__Goal__.
Below are the records. Count the lines containing the string "this", and reply with the number alone.
** START Task inputs **
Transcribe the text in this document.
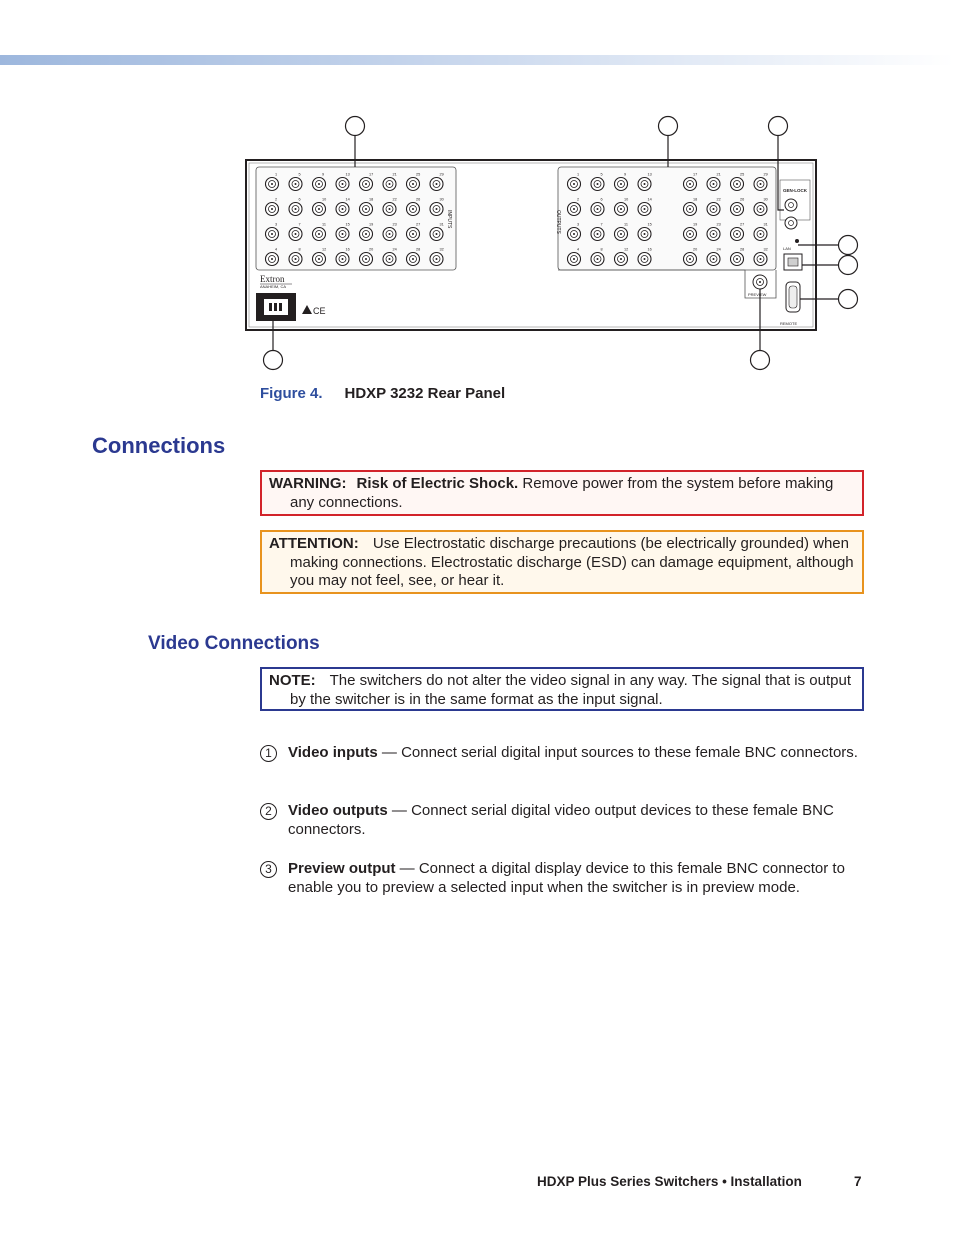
1	5	9	13	17	21	25	29
2	6	10	14	18	22	26	30
3	7	11	15	19	23	27	31
4	8	12	16	20	24	28	32
1	5	9	13	17	21	25	29
2	6	10	14	18	22	26	30
3	7	11	15	19	23	27	31
4	8	12	16	20	24	28	32
PREVIEW
GEN-LOCK
LAN
REMOTE
Extron
ANAHEIM, CA
CE
INPUTS	OUTPUTS
Figure 4. HDXP 3232 Rear Panel
Connections
WARNING: Risk of Electric Shock. Remove power from the system before making any connections.
ATTENTION: Use Electrostatic discharge precautions (be electrically grounded) when making connections. Electrostatic discharge (ESD) can damage equipment, although you may not feel, see, or hear it.
Video Connections
NOTE: The switchers do not alter the video signal in any way. The signal that is output by the switcher is in the same format as the input signal.
1	Video inputs — Connect serial digital input sources to these female BNC connectors.
2	Video outputs — Connect serial digital video output devices to these female BNC connectors.
3	Preview output — Connect a digital display device to this female BNC connector to enable you to preview a selected input when the switcher is in preview mode.
HDXP Plus Series Switchers • Installation	7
** END Task inputs **
__Final result__.
2